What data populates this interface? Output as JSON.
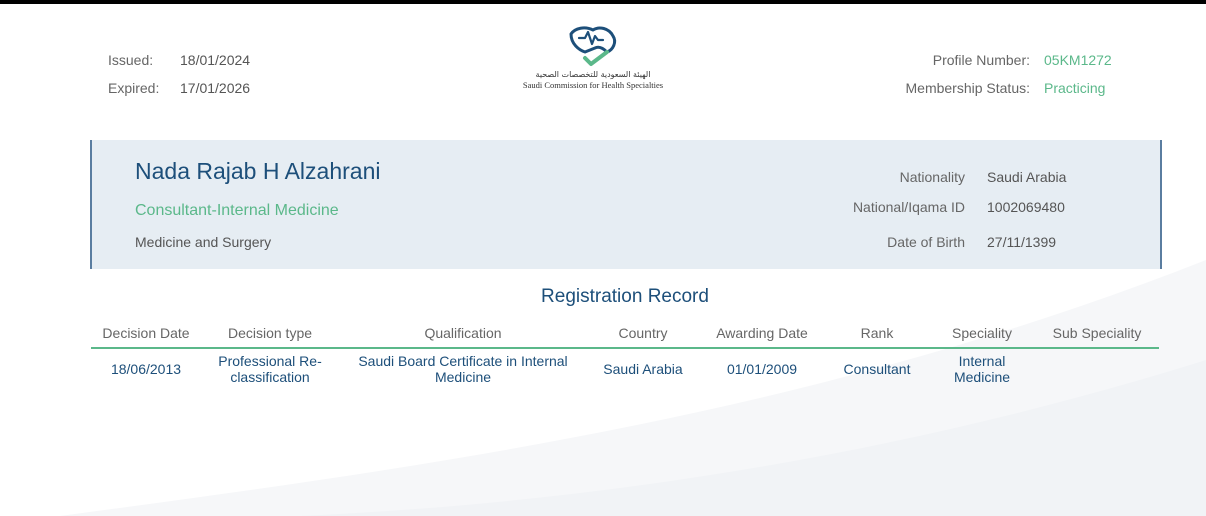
{
  "header": {
    "issued_label": "Issued:",
    "issued_value": "18/01/2024",
    "expired_label": "Expired:",
    "expired_value": "17/01/2026",
    "logo_text_ar": "الهيئة السعودية للتخصصات الصحية",
    "logo_text_en": "Saudi Commission for Health Specialties",
    "profile_number_label": "Profile Number:",
    "profile_number_value": "05KM1272",
    "membership_status_label": "Membership Status:",
    "membership_status_value": "Practicing"
  },
  "profile": {
    "name": "Nada Rajab H Alzahrani",
    "specialty": "Consultant-Internal Medicine",
    "field": "Medicine and Surgery",
    "nationality_label": "Nationality",
    "nationality_value": "Saudi Arabia",
    "national_id_label": "National/Iqama ID",
    "national_id_value": "1002069480",
    "dob_label": "Date of Birth",
    "dob_value": "27/11/1399"
  },
  "registration": {
    "title": "Registration Record",
    "columns": [
      "Decision Date",
      "Decision type",
      "Qualification",
      "Country",
      "Awarding Date",
      "Rank",
      "Speciality",
      "Sub Speciality"
    ],
    "rows": [
      [
        "18/06/2013",
        "Professional Re-classification",
        "Saudi Board Certificate in Internal Medicine",
        "Saudi Arabia",
        "01/01/2009",
        "Consultant",
        "Internal Medicine",
        ""
      ]
    ]
  },
  "colors": {
    "navy": "#1d4f7a",
    "green": "#5bb88a",
    "panel_bg": "#e6edf3"
  }
}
══════
AIM OF THE TASK: Repeat each entry exactly. Pictures do not belong in the copy.

RESULT OF THE TASK:
What data populates this interface? Output as JSON.
{
  "header": {
    "issued_label": "Issued:",
    "issued_value": "18/01/2024",
    "expired_label": "Expired:",
    "expired_value": "17/01/2026",
    "logo_text_ar": "الهيئة السعودية للتخصصات الصحية",
    "logo_text_en": "Saudi Commission for Health Specialties",
    "profile_number_label": "Profile Number:",
    "profile_number_value": "05KM1272",
    "membership_status_label": "Membership Status:",
    "membership_status_value": "Practicing"
  },
  "profile": {
    "name": "Nada Rajab H Alzahrani",
    "specialty": "Consultant-Internal Medicine",
    "field": "Medicine and Surgery",
    "nationality_label": "Nationality",
    "nationality_value": "Saudi Arabia",
    "national_id_label": "National/Iqama ID",
    "national_id_value": "1002069480",
    "dob_label": "Date of Birth",
    "dob_value": "27/11/1399"
  },
  "registration": {
    "title": "Registration Record",
    "columns": [
      "Decision Date",
      "Decision type",
      "Qualification",
      "Country",
      "Awarding Date",
      "Rank",
      "Speciality",
      "Sub Speciality"
    ],
    "rows": [
      [
        "18/06/2013",
        "Professional Re-classification",
        "Saudi Board Certificate in Internal Medicine",
        "Saudi Arabia",
        "01/01/2009",
        "Consultant",
        "Internal Medicine",
        ""
      ]
    ]
  },
  "colors": {
    "navy": "#1d4f7a",
    "green": "#5bb88a",
    "panel_bg": "#e6edf3"
  }
}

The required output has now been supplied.